Required work
Using the listing below, select the lines with the word "reassembled" and copy them.

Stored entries
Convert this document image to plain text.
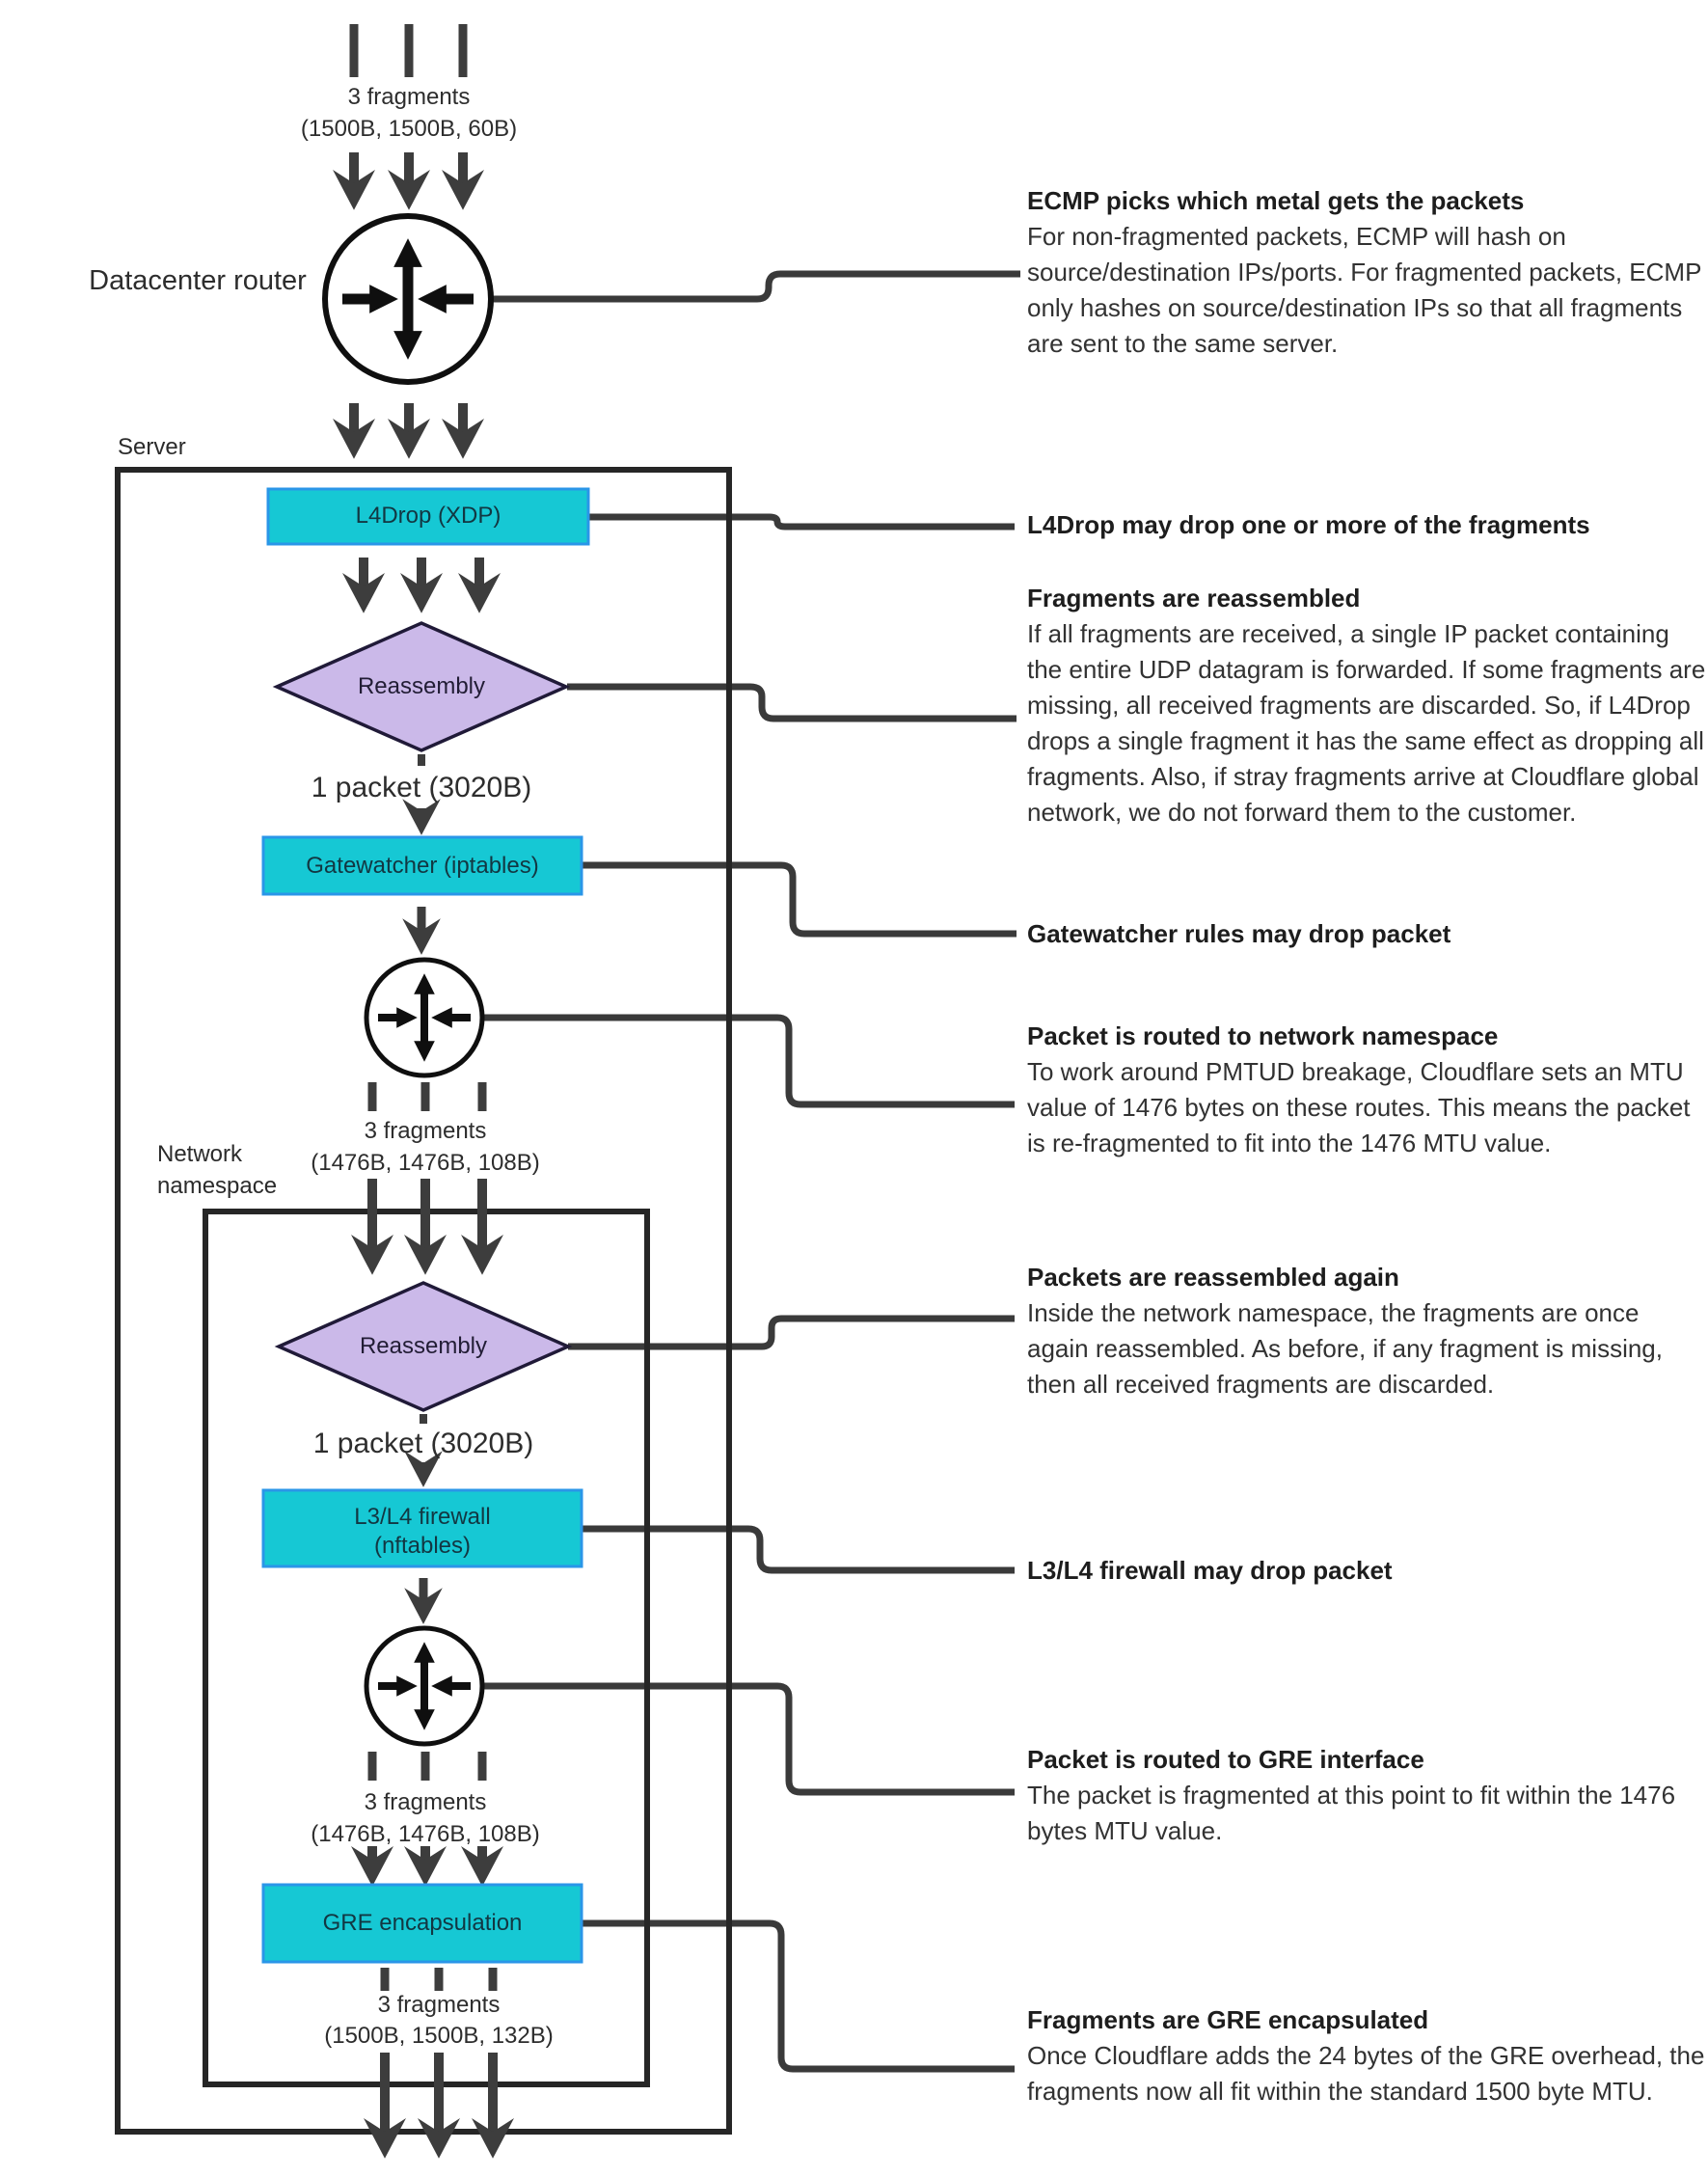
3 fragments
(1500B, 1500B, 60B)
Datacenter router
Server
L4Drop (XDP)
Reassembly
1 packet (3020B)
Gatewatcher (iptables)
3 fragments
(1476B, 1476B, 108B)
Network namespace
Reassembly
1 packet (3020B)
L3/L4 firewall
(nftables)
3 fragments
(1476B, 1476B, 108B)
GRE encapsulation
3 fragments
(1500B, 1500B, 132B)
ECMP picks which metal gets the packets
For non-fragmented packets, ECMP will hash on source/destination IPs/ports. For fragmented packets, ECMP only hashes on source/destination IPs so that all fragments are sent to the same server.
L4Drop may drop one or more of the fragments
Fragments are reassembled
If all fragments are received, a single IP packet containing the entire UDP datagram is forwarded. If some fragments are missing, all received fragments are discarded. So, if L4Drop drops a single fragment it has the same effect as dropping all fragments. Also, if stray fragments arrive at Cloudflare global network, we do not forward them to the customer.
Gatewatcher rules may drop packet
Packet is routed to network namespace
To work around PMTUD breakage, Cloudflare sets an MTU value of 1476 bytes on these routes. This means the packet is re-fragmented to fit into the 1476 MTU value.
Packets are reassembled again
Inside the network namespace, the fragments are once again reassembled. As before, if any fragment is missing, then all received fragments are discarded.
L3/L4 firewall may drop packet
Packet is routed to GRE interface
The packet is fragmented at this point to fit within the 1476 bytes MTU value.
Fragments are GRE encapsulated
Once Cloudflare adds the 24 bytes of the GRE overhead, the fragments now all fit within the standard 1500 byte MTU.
...
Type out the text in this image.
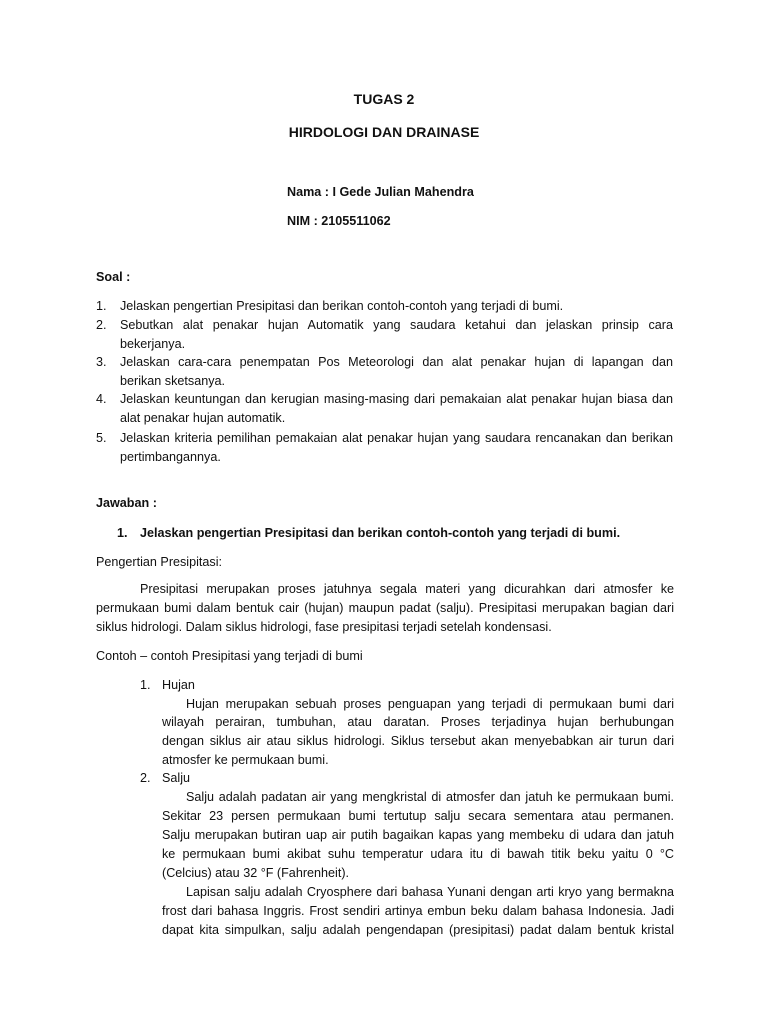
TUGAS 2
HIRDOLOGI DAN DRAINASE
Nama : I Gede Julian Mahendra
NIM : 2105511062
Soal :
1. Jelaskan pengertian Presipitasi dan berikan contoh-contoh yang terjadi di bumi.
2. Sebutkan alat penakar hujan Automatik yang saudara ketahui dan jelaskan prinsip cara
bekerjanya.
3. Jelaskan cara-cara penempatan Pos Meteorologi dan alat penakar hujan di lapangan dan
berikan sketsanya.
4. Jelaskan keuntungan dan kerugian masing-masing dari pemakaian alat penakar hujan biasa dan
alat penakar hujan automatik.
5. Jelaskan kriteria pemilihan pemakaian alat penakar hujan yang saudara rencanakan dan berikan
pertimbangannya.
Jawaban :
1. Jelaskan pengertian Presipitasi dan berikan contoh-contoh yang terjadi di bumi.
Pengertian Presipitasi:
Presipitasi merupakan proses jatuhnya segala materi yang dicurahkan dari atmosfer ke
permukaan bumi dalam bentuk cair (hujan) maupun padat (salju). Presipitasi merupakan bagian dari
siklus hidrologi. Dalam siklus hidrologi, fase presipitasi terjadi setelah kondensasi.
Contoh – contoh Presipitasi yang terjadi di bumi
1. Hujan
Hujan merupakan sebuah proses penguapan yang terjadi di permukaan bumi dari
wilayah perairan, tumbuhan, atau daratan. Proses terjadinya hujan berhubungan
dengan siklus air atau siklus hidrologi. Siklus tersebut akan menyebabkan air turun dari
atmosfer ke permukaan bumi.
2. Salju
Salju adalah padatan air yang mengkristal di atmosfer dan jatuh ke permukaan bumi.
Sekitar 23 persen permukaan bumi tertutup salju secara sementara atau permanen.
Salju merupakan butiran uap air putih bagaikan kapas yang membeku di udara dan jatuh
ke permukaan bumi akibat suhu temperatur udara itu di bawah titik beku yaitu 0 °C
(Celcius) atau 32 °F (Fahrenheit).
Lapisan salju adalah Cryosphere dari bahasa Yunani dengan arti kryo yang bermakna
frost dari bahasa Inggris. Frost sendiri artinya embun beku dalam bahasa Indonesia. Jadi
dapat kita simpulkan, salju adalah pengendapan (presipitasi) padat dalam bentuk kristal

Correct answer
Fragments are reassembled
Packets are reassembled again
Inside the network namespace, the fragments are once again reassembled. As before, if any fragment is missing, then all received fragments are discarded.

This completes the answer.